INPUT ROWS:

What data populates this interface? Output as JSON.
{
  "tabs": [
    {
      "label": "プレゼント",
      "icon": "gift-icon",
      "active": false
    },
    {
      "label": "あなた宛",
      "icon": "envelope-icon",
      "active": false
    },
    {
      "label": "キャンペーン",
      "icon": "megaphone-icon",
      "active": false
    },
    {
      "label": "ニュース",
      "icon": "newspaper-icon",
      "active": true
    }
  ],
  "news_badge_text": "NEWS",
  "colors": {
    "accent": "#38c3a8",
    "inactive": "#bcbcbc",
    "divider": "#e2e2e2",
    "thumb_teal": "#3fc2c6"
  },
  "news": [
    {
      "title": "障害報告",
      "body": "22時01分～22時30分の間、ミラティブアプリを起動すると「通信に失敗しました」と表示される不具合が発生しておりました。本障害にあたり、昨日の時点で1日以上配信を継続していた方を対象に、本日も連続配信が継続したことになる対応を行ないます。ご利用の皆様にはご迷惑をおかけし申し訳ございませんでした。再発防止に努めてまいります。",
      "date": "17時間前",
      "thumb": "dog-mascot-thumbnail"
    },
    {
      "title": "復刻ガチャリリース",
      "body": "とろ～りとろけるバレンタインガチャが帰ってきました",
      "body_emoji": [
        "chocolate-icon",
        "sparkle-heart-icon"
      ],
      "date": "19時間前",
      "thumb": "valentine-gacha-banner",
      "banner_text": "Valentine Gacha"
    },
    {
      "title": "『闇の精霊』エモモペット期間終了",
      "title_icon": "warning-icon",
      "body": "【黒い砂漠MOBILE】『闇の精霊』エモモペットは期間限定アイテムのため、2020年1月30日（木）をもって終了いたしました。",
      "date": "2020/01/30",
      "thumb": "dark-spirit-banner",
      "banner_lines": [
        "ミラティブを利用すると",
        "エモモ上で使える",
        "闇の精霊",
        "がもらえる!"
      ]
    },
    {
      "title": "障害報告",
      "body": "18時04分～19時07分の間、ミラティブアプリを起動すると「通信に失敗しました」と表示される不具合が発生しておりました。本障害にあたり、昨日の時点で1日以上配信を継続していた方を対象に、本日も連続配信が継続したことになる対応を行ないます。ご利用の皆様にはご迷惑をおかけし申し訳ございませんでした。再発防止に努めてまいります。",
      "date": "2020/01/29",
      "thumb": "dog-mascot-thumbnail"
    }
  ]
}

DIRECTION: Write out the data again, exactly and in full.

WRITTEN SOLUTION:
What data populates this interface? Output as JSON.
{
  "tabs": [
    {
      "label": "プレゼント",
      "icon": "gift-icon",
      "active": false
    },
    {
      "label": "あなた宛",
      "icon": "envelope-icon",
      "active": false
    },
    {
      "label": "キャンペーン",
      "icon": "megaphone-icon",
      "active": false
    },
    {
      "label": "ニュース",
      "icon": "newspaper-icon",
      "active": true
    }
  ],
  "news_badge_text": "NEWS",
  "colors": {
    "accent": "#38c3a8",
    "inactive": "#bcbcbc",
    "divider": "#e2e2e2",
    "thumb_teal": "#3fc2c6"
  },
  "news": [
    {
      "title": "障害報告",
      "body": "22時01分～22時30分の間、ミラティブアプリを起動すると「通信に失敗しました」と表示される不具合が発生しておりました。本障害にあたり、昨日の時点で1日以上配信を継続していた方を対象に、本日も連続配信が継続したことになる対応を行ないます。ご利用の皆様にはご迷惑をおかけし申し訳ございませんでした。再発防止に努めてまいります。",
      "date": "17時間前",
      "thumb": "dog-mascot-thumbnail"
    },
    {
      "title": "復刻ガチャリリース",
      "body": "とろ～りとろけるバレンタインガチャが帰ってきました",
      "body_emoji": [
        "chocolate-icon",
        "sparkle-heart-icon"
      ],
      "date": "19時間前",
      "thumb": "valentine-gacha-banner",
      "banner_text": "Valentine Gacha"
    },
    {
      "title": "『闇の精霊』エモモペット期間終了",
      "title_icon": "warning-icon",
      "body": "【黒い砂漠MOBILE】『闇の精霊』エモモペットは期間限定アイテムのため、2020年1月30日（木）をもって終了いたしました。",
      "date": "2020/01/30",
      "thumb": "dark-spirit-banner",
      "banner_lines": [
        "ミラティブを利用すると",
        "エモモ上で使える",
        "闇の精霊",
        "がもらえる!"
      ]
    },
    {
      "title": "障害報告",
      "body": "18時04分～19時07分の間、ミラティブアプリを起動すると「通信に失敗しました」と表示される不具合が発生しておりました。本障害にあたり、昨日の時点で1日以上配信を継続していた方を対象に、本日も連続配信が継続したことになる対応を行ないます。ご利用の皆様にはご迷惑をおかけし申し訳ございませんでした。再発防止に努めてまいります。",
      "date": "2020/01/29",
      "thumb": "dog-mascot-thumbnail"
    }
  ]
}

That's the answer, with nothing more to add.